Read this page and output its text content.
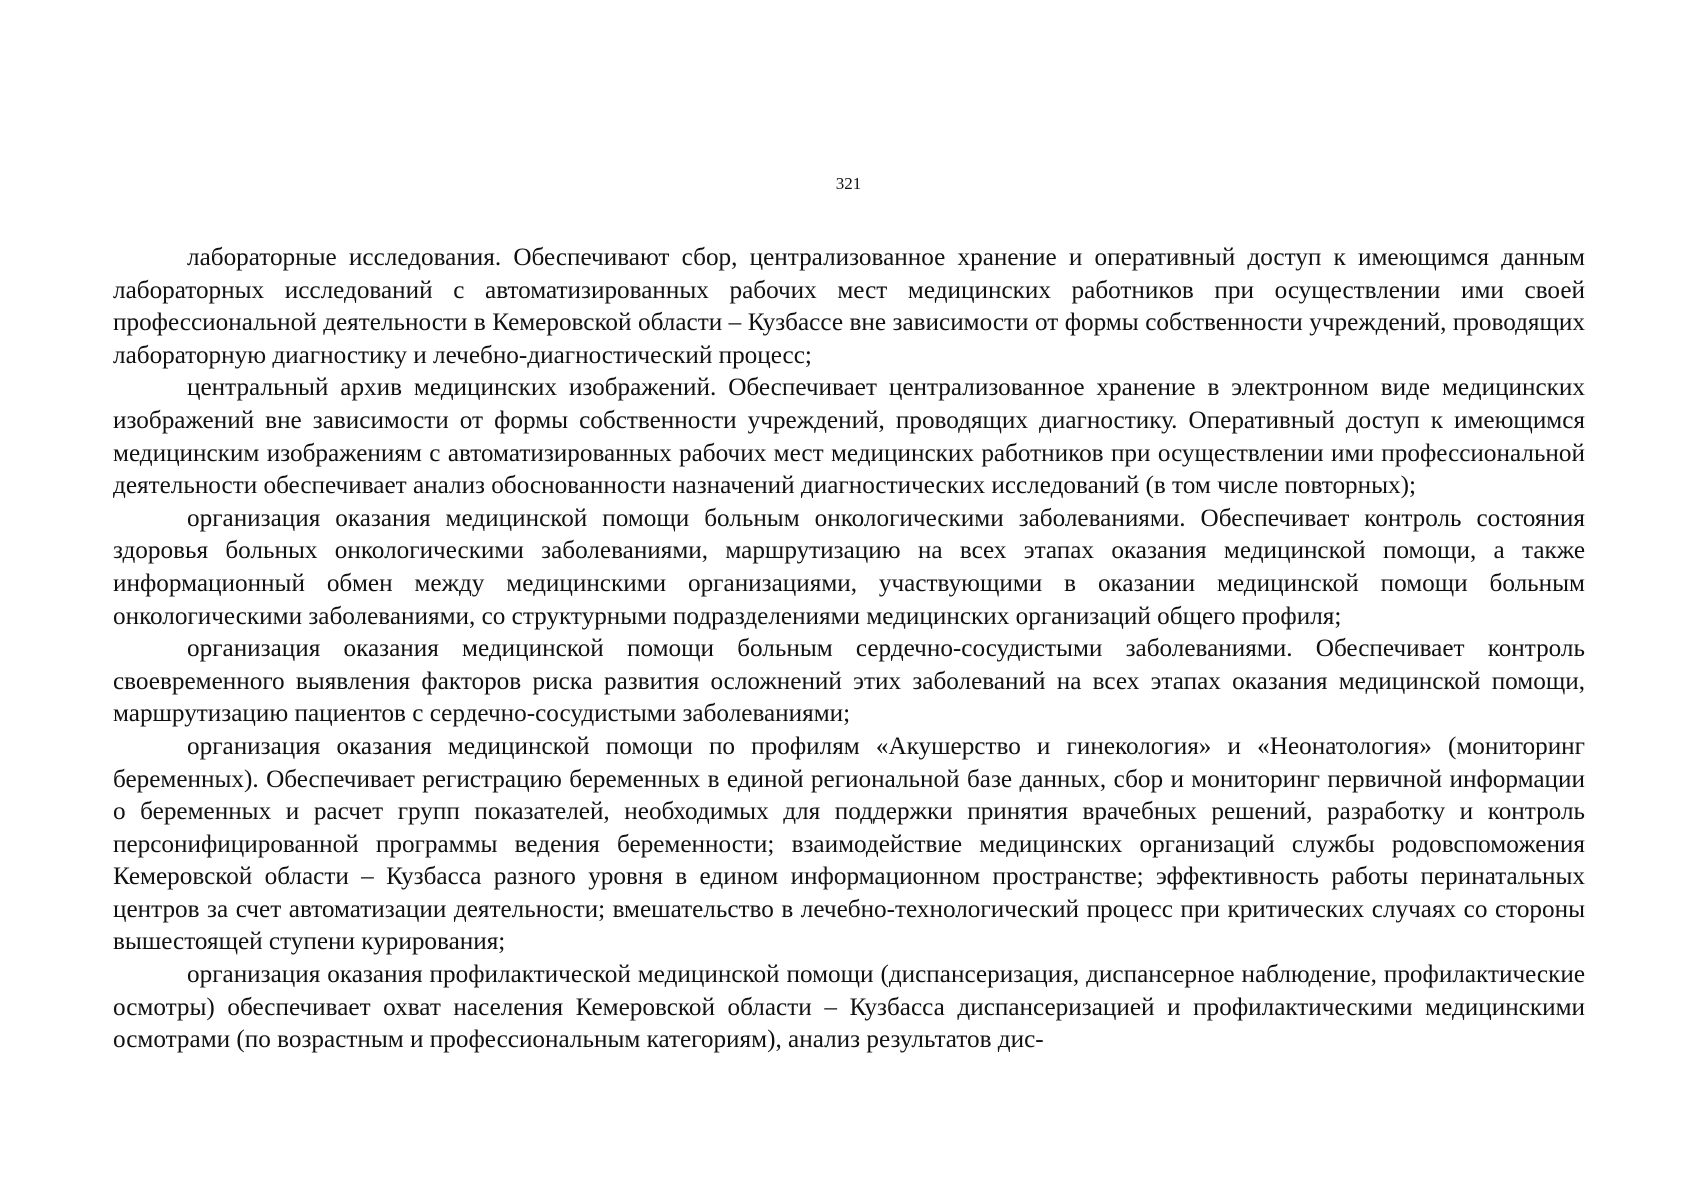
321

лабораторные исследования. Обеспечивают сбор, централизованное хранение и оперативный доступ к имеющимся данным лабораторных исследований с автоматизированных рабочих мест медицинских работников при осуществлении ими своей профессиональной деятельности в Кемеровской области – Кузбассе вне зависимости от формы собственности учреждений, проводящих лабораторную диагностику и лечебно-диагностический процесс;

центральный архив медицинских изображений. Обеспечивает централизованное хранение в электронном виде медицинских изображений вне зависимости от формы собственности учреждений, проводящих диагностику. Оперативный доступ к имеющимся медицинским изображениям с автоматизированных рабочих мест медицинских работников при осуществлении ими профессиональной деятельности обеспечивает анализ обоснованности назначений диагностических исследований (в том числе повторных);

организация оказания медицинской помощи больным онкологическими заболеваниями. Обеспечивает контроль состояния здоровья больных онкологическими заболеваниями, маршрутизацию на всех этапах оказания медицинской помощи, а также информационный обмен между медицинскими организациями, участвующими в оказании медицинской помощи больным онкологическими заболеваниями, со структурными подразделениями медицинских организаций общего профиля;

организация оказания медицинской помощи больным сердечно-сосудистыми заболеваниями. Обеспечивает контроль своевременного выявления факторов риска развития осложнений этих заболеваний на всех этапах оказания медицинской помощи, маршрутизацию пациентов с сердечно-сосудистыми заболеваниями;

организация оказания медицинской помощи по профилям «Акушерство и гинекология» и «Неонатология» (мониторинг беременных). Обеспечивает регистрацию беременных в единой региональной базе данных, сбор и мониторинг первичной информации о беременных и расчет групп показателей, необходимых для поддержки принятия врачебных решений, разработку и контроль персонифицированной программы ведения беременности; взаимодействие медицинских организаций службы родовспоможения Кемеровской области – Кузбасса разного уровня в едином информационном пространстве; эффективность работы перинатальных центров за счет автоматизации деятельности; вмешательство в лечебно-технологический процесс при критических случаях со стороны вышестоящей ступени курирования;

организация оказания профилактической медицинской помощи (диспансеризация, диспансерное наблюдение, профилактические осмотры) обеспечивает охват населения Кемеровской области – Кузбасса диспансеризацией и профилактическими медицинскими осмотрами (по возрастным и профессиональным категориям), анализ результатов дис-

****

What you should do:
Set down the material above as is, without any pictures.

Exercise output:
Read this page and output its text content.
321

лабораторные исследования. Обеспечивают сбор, централизованное хранение и оперативный доступ к имеющимся данным лабораторных исследований с автоматизированных рабочих мест медицинских работников при осуществлении ими своей профессиональной деятельности в Кемеровской области – Кузбассе вне зависимости от формы собственности учреждений, проводящих лабораторную диагностику и лечебно-диагностический процесс;

центральный архив медицинских изображений. Обеспечивает централизованное хранение в электронном виде медицинских изображений вне зависимости от формы собственности учреждений, проводящих диагностику. Оперативный доступ к имеющимся медицинским изображениям с автоматизированных рабочих мест медицинских работников при осуществлении ими профессиональной деятельности обеспечивает анализ обоснованности назначений диагностических исследований (в том числе повторных);

организация оказания медицинской помощи больным онкологическими заболеваниями. Обеспечивает контроль состояния здоровья больных онкологическими заболеваниями, маршрутизацию на всех этапах оказания медицинской помощи, а также информационный обмен между медицинскими организациями, участвующими в оказании медицинской помощи больным онкологическими заболеваниями, со структурными подразделениями медицинских организаций общего профиля;

организация оказания медицинской помощи больным сердечно-сосудистыми заболеваниями. Обеспечивает контроль своевременного выявления факторов риска развития осложнений этих заболеваний на всех этапах оказания медицинской помощи, маршрутизацию пациентов с сердечно-сосудистыми заболеваниями;

организация оказания медицинской помощи по профилям «Акушерство и гинекология» и «Неонатология» (мониторинг беременных). Обеспечивает регистрацию беременных в единой региональной базе данных, сбор и мониторинг первичной информации о беременных и расчет групп показателей, необходимых для поддержки принятия врачебных решений, разработку и контроль персонифицированной программы ведения беременности; взаимодействие медицинских организаций службы родовспоможения Кемеровской области – Кузбасса разного уровня в едином информационном пространстве; эффективность работы перинатальных центров за счет автоматизации деятельности; вмешательство в лечебно-технологический процесс при критических случаях со стороны вышестоящей ступени курирования;

организация оказания профилактической медицинской помощи (диспансеризация, диспансерное наблюдение, профилактические осмотры) обеспечивает охват населения Кемеровской области – Кузбасса диспансеризацией и профилактическими медицинскими осмотрами (по возрастным и профессиональным категориям), анализ результатов дис-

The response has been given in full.